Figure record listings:
>> Begin

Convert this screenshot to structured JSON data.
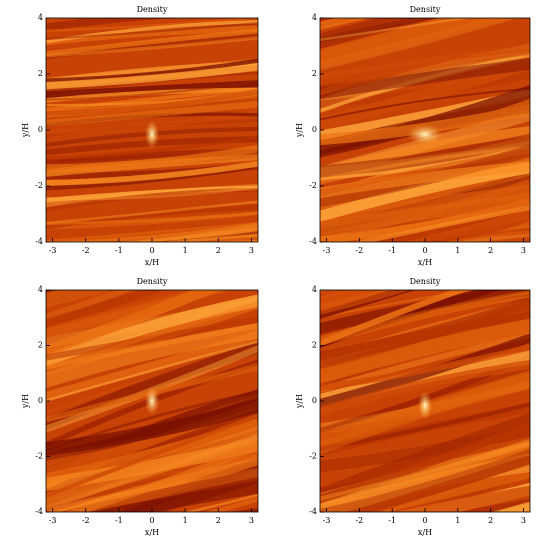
{
  "chart_data": [
    {
      "type": "heatmap",
      "title": "Density",
      "xlabel": "x/H",
      "ylabel": "y/H",
      "xlim": [
        -3.2,
        3.2
      ],
      "ylim": [
        -4,
        4
      ],
      "xticks": [
        -3,
        -2,
        -1,
        0,
        1,
        2,
        3
      ],
      "yticks": [
        -4,
        -2,
        0,
        2,
        4
      ]
    },
    {
      "type": "heatmap",
      "title": "Density",
      "xlabel": "x/H",
      "ylabel": "y/H",
      "xlim": [
        -3.2,
        3.2
      ],
      "ylim": [
        -4,
        4
      ],
      "xticks": [
        -3,
        -2,
        -1,
        0,
        1,
        2,
        3
      ],
      "yticks": [
        -4,
        -2,
        0,
        2,
        4
      ]
    },
    {
      "type": "heatmap",
      "title": "Density",
      "xlabel": "x/H",
      "ylabel": "y/H",
      "xlim": [
        -3.2,
        3.2
      ],
      "ylim": [
        -4,
        4
      ],
      "xticks": [
        -3,
        -2,
        -1,
        0,
        1,
        2,
        3
      ],
      "yticks": [
        -4,
        -2,
        0,
        2,
        4
      ]
    },
    {
      "type": "heatmap",
      "title": "Density",
      "xlabel": "x/H",
      "ylabel": "y/H",
      "xlim": [
        -3.2,
        3.2
      ],
      "ylim": [
        -4,
        4
      ],
      "xticks": [
        -3,
        -2,
        -1,
        0,
        1,
        2,
        3
      ],
      "yticks": [
        -4,
        -2,
        0,
        2,
        4
      ]
    }
  ]
}
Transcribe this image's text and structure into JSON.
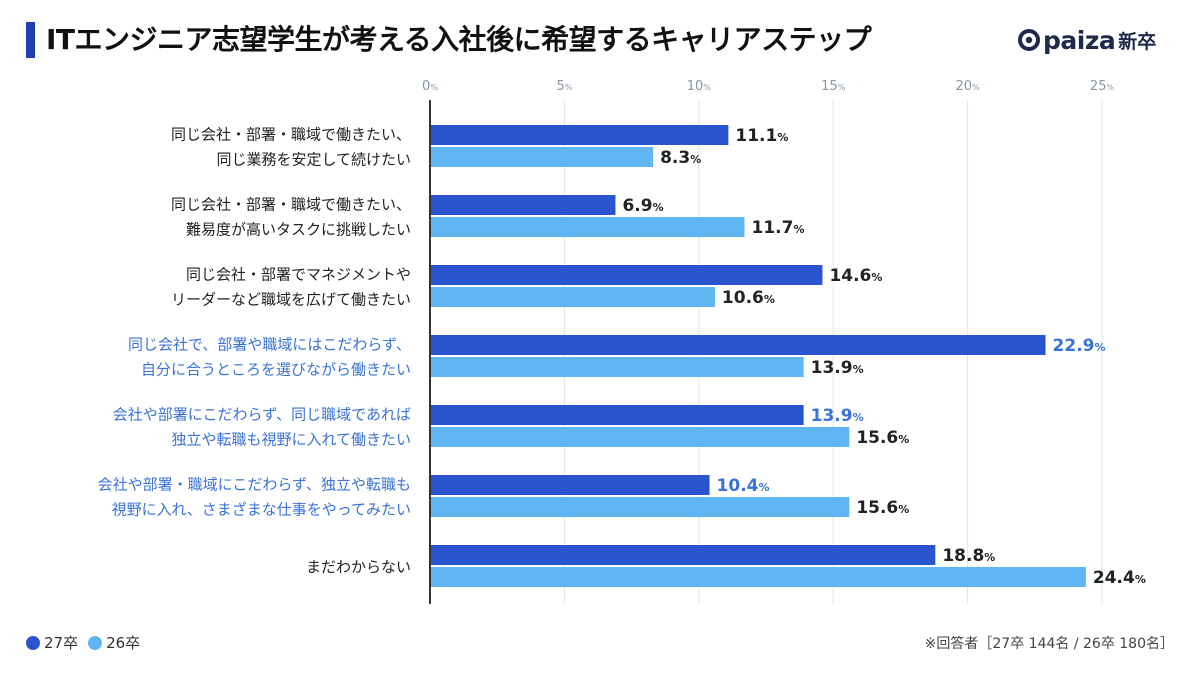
{
  "header": {
    "title": "ITエンジニア志望学生が考える入社後に希望するキャリアステップ",
    "logo_text": "paiza",
    "logo_sub": "新卒"
  },
  "colors": {
    "series_27": "#2b55cf",
    "series_26": "#5fb6f0",
    "highlight_label": "#3a73d6",
    "axis": "#333333",
    "grid": "#dde6f0",
    "tick": "#8a96a6"
  },
  "chart_data": {
    "type": "bar",
    "orientation": "horizontal",
    "title": "ITエンジニア志望学生が考える入社後に希望するキャリアステップ",
    "xlim": [
      0,
      25
    ],
    "xticks": [
      0,
      5,
      10,
      15,
      20,
      25
    ],
    "tick_suffix": "%",
    "value_suffix": "%",
    "categories": [
      {
        "lines": [
          "同じ会社・部署・職域で働きたい、",
          "同じ業務を安定して続けたい"
        ],
        "highlight": false
      },
      {
        "lines": [
          "同じ会社・部署・職域で働きたい、",
          "難易度が高いタスクに挑戦したい"
        ],
        "highlight": false
      },
      {
        "lines": [
          "同じ会社・部署でマネジメントや",
          "リーダーなど職域を広げて働きたい"
        ],
        "highlight": false
      },
      {
        "lines": [
          "同じ会社で、部署や職域にはこだわらず、",
          "自分に合うところを選びながら働きたい"
        ],
        "highlight": true
      },
      {
        "lines": [
          "会社や部署にこだわらず、同じ職域であれば",
          "独立や転職も視野に入れて働きたい"
        ],
        "highlight": true
      },
      {
        "lines": [
          "会社や部署・職域にこだわらず、独立や転職も",
          "視野に入れ、さまざまな仕事をやってみたい"
        ],
        "highlight": true
      },
      {
        "lines": [
          "まだわからない"
        ],
        "highlight": false
      }
    ],
    "series": [
      {
        "name": "27卒",
        "values": [
          11.1,
          6.9,
          14.6,
          22.9,
          13.9,
          10.4,
          18.8
        ],
        "label_highlight": [
          false,
          false,
          false,
          true,
          true,
          true,
          false
        ]
      },
      {
        "name": "26卒",
        "values": [
          8.3,
          11.7,
          10.6,
          13.9,
          15.6,
          15.6,
          24.4
        ],
        "label_highlight": [
          false,
          false,
          false,
          false,
          false,
          false,
          false
        ]
      }
    ],
    "legend": [
      "27卒",
      "26卒"
    ],
    "legend_position": "bottom-left",
    "note": "※回答者［27卒 144名 / 26卒 180名］"
  }
}
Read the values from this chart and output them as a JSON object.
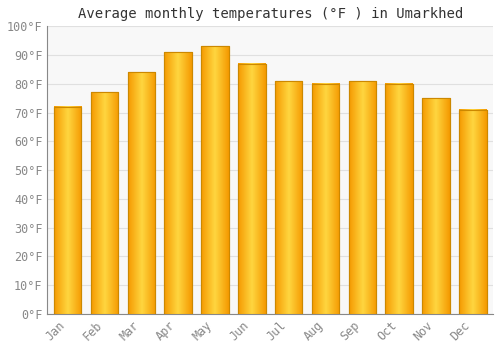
{
  "title": "Average monthly temperatures (°F ) in Umarkhed",
  "months": [
    "Jan",
    "Feb",
    "Mar",
    "Apr",
    "May",
    "Jun",
    "Jul",
    "Aug",
    "Sep",
    "Oct",
    "Nov",
    "Dec"
  ],
  "values": [
    72,
    77,
    84,
    91,
    93,
    87,
    81,
    80,
    81,
    80,
    75,
    71
  ],
  "bar_color_left": "#F5A800",
  "bar_color_center": "#FFD060",
  "bar_color_right": "#F5A800",
  "background_color": "#FFFFFF",
  "plot_bg_color": "#F8F8F8",
  "grid_color": "#E0E0E0",
  "ylim": [
    0,
    100
  ],
  "ytick_step": 10,
  "title_fontsize": 10,
  "tick_fontsize": 8.5,
  "tick_color": "#888888",
  "font_family": "monospace",
  "bar_width": 0.75,
  "bar_edge_color": "#CC8800"
}
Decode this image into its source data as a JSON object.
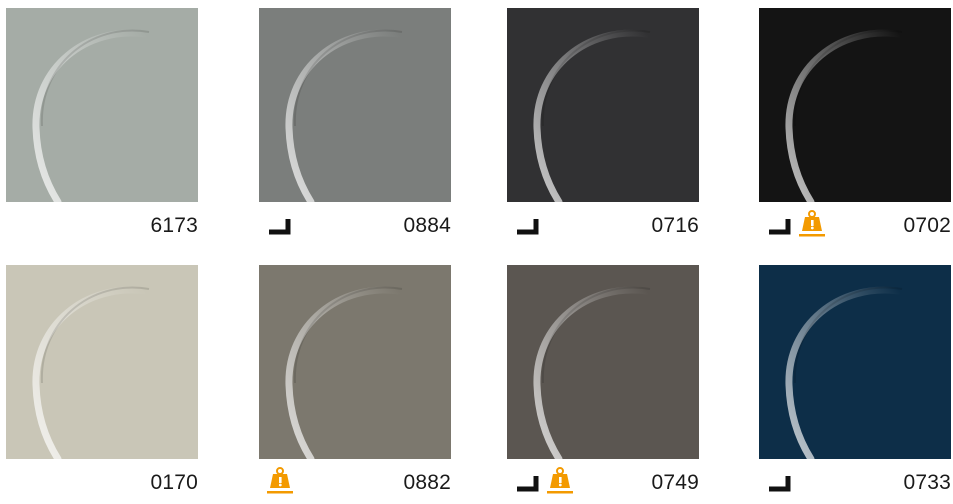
{
  "swatches": [
    {
      "code": "6173",
      "color": "#a5aca6",
      "icons": []
    },
    {
      "code": "0884",
      "color": "#7b7e7c",
      "icons": [
        "corner-mount-icon"
      ]
    },
    {
      "code": "0716",
      "color": "#313133",
      "icons": [
        "corner-mount-icon"
      ]
    },
    {
      "code": "0702",
      "color": "#141414",
      "icons": [
        "corner-mount-icon",
        "weight-warning-icon"
      ]
    },
    {
      "code": "0170",
      "color": "#c9c6b7",
      "icons": []
    },
    {
      "code": "0882",
      "color": "#7c786e",
      "icons": [
        "weight-warning-icon"
      ]
    },
    {
      "code": "0749",
      "color": "#5b5651",
      "icons": [
        "corner-mount-icon",
        "weight-warning-icon"
      ]
    },
    {
      "code": "0733",
      "color": "#0d2e48",
      "icons": [
        "corner-mount-icon"
      ]
    }
  ],
  "accent": "#f39a00"
}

>> End

» **EXERCISE**:
Go through the listing above and quote it exactly, apart from its images.

» **RESULT FOR THIS TASK**:
Convert this screenshot to structured JSON data.
{
  "chart_data": [
    {
      "type": "heatmap",
      "title": "Density",
      "xlabel": "x/H",
      "ylabel": "y/H",
      "xlim": [
        -3.2,
        3.2
      ],
      "ylim": [
        -4,
        4
      ],
      "xticks": [
        -3,
        -2,
        -1,
        0,
        1,
        2,
        3
      ],
      "yticks": [
        -4,
        -2,
        0,
        2,
        4
      ]
    },
    {
      "type": "heatmap",
      "title": "Density",
      "xlabel": "x/H",
      "ylabel": "y/H",
      "xlim": [
        -3.2,
        3.2
      ],
      "ylim": [
        -4,
        4
      ],
      "xticks": [
        -3,
        -2,
        -1,
        0,
        1,
        2,
        3
      ],
      "yticks": [
        -4,
        -2,
        0,
        2,
        4
      ]
    },
    {
      "type": "heatmap",
      "title": "Density",
      "xlabel": "x/H",
      "ylabel": "y/H",
      "xlim": [
        -3.2,
        3.2
      ],
      "ylim": [
        -4,
        4
      ],
      "xticks": [
        -3,
        -2,
        -1,
        0,
        1,
        2,
        3
      ],
      "yticks": [
        -4,
        -2,
        0,
        2,
        4
      ]
    },
    {
      "type": "heatmap",
      "title": "Density",
      "xlabel": "x/H",
      "ylabel": "y/H",
      "xlim": [
        -3.2,
        3.2
      ],
      "ylim": [
        -4,
        4
      ],
      "xticks": [
        -3,
        -2,
        -1,
        0,
        1,
        2,
        3
      ],
      "yticks": [
        -4,
        -2,
        0,
        2,
        4
      ]
    }
  ]
}
Transcribe this image's text and structure into JSON.
{
  "header": {
    "title": "ITエンジニア志望学生が考える入社後に希望するキャリアステップ",
    "logo_text": "paiza",
    "logo_sub": "新卒"
  },
  "colors": {
    "series_27": "#2b55cf",
    "series_26": "#5fb6f0",
    "highlight_label": "#3a73d6",
    "axis": "#333333",
    "grid": "#dde6f0",
    "tick": "#8a96a6"
  },
  "chart_data": {
    "type": "bar",
    "orientation": "horizontal",
    "title": "ITエンジニア志望学生が考える入社後に希望するキャリアステップ",
    "xlim": [
      0,
      25
    ],
    "xticks": [
      0,
      5,
      10,
      15,
      20,
      25
    ],
    "tick_suffix": "%",
    "value_suffix": "%",
    "categories": [
      {
        "lines": [
          "同じ会社・部署・職域で働きたい、",
          "同じ業務を安定して続けたい"
        ],
        "highlight": false
      },
      {
        "lines": [
          "同じ会社・部署・職域で働きたい、",
          "難易度が高いタスクに挑戦したい"
        ],
        "highlight": false
      },
      {
        "lines": [
          "同じ会社・部署でマネジメントや",
          "リーダーなど職域を広げて働きたい"
        ],
        "highlight": false
      },
      {
        "lines": [
          "同じ会社で、部署や職域にはこだわらず、",
          "自分に合うところを選びながら働きたい"
        ],
        "highlight": true
      },
      {
        "lines": [
          "会社や部署にこだわらず、同じ職域であれば",
          "独立や転職も視野に入れて働きたい"
        ],
        "highlight": true
      },
      {
        "lines": [
          "会社や部署・職域にこだわらず、独立や転職も",
          "視野に入れ、さまざまな仕事をやってみたい"
        ],
        "highlight": true
      },
      {
        "lines": [
          "まだわからない"
        ],
        "highlight": false
      }
    ],
    "series": [
      {
        "name": "27卒",
        "values": [
          11.1,
          6.9,
          14.6,
          22.9,
          13.9,
          10.4,
          18.8
        ],
        "label_highlight": [
          false,
          false,
          false,
          true,
          true,
          true,
          false
        ]
      },
      {
        "name": "26卒",
        "values": [
          8.3,
          11.7,
          10.6,
          13.9,
          15.6,
          15.6,
          24.4
        ],
        "label_highlight": [
          false,
          false,
          false,
          false,
          false,
          false,
          false
        ]
      }
    ],
    "legend": [
      "27卒",
      "26卒"
    ],
    "legend_position": "bottom-left",
    "note": "※回答者［27卒 144名 / 26卒 180名］"
  }
}
Read the values from this chart and output them as a JSON object.
{
  "title": "Average monthly temperatures (°F ) in Umarkhed",
  "months": [
    "Jan",
    "Feb",
    "Mar",
    "Apr",
    "May",
    "Jun",
    "Jul",
    "Aug",
    "Sep",
    "Oct",
    "Nov",
    "Dec"
  ],
  "values": [
    72,
    77,
    84,
    91,
    93,
    87,
    81,
    80,
    81,
    80,
    75,
    71
  ],
  "bar_color_left": "#F5A800",
  "bar_color_center": "#FFD060",
  "bar_color_right": "#F5A800",
  "background_color": "#FFFFFF",
  "plot_bg_color": "#F8F8F8",
  "grid_color": "#E0E0E0",
  "ylim": [
    0,
    100
  ],
  "ytick_step": 10,
  "title_fontsize": 10,
  "tick_fontsize": 8.5,
  "tick_color": "#888888",
  "font_family": "monospace",
  "bar_width": 0.75,
  "bar_edge_color": "#CC8800"
}
Decode this image into its source data as a JSON object.
{
  "swatches": [
    {
      "code": "6173",
      "color": "#a5aca6",
      "icons": []
    },
    {
      "code": "0884",
      "color": "#7b7e7c",
      "icons": [
        "corner-mount-icon"
      ]
    },
    {
      "code": "0716",
      "color": "#313133",
      "icons": [
        "corner-mount-icon"
      ]
    },
    {
      "code": "0702",
      "color": "#141414",
      "icons": [
        "corner-mount-icon",
        "weight-warning-icon"
      ]
    },
    {
      "code": "0170",
      "color": "#c9c6b7",
      "icons": []
    },
    {
      "code": "0882",
      "color": "#7c786e",
      "icons": [
        "weight-warning-icon"
      ]
    },
    {
      "code": "0749",
      "color": "#5b5651",
      "icons": [
        "corner-mount-icon",
        "weight-warning-icon"
      ]
    },
    {
      "code": "0733",
      "color": "#0d2e48",
      "icons": [
        "corner-mount-icon"
      ]
    }
  ],
  "accent": "#f39a00"
}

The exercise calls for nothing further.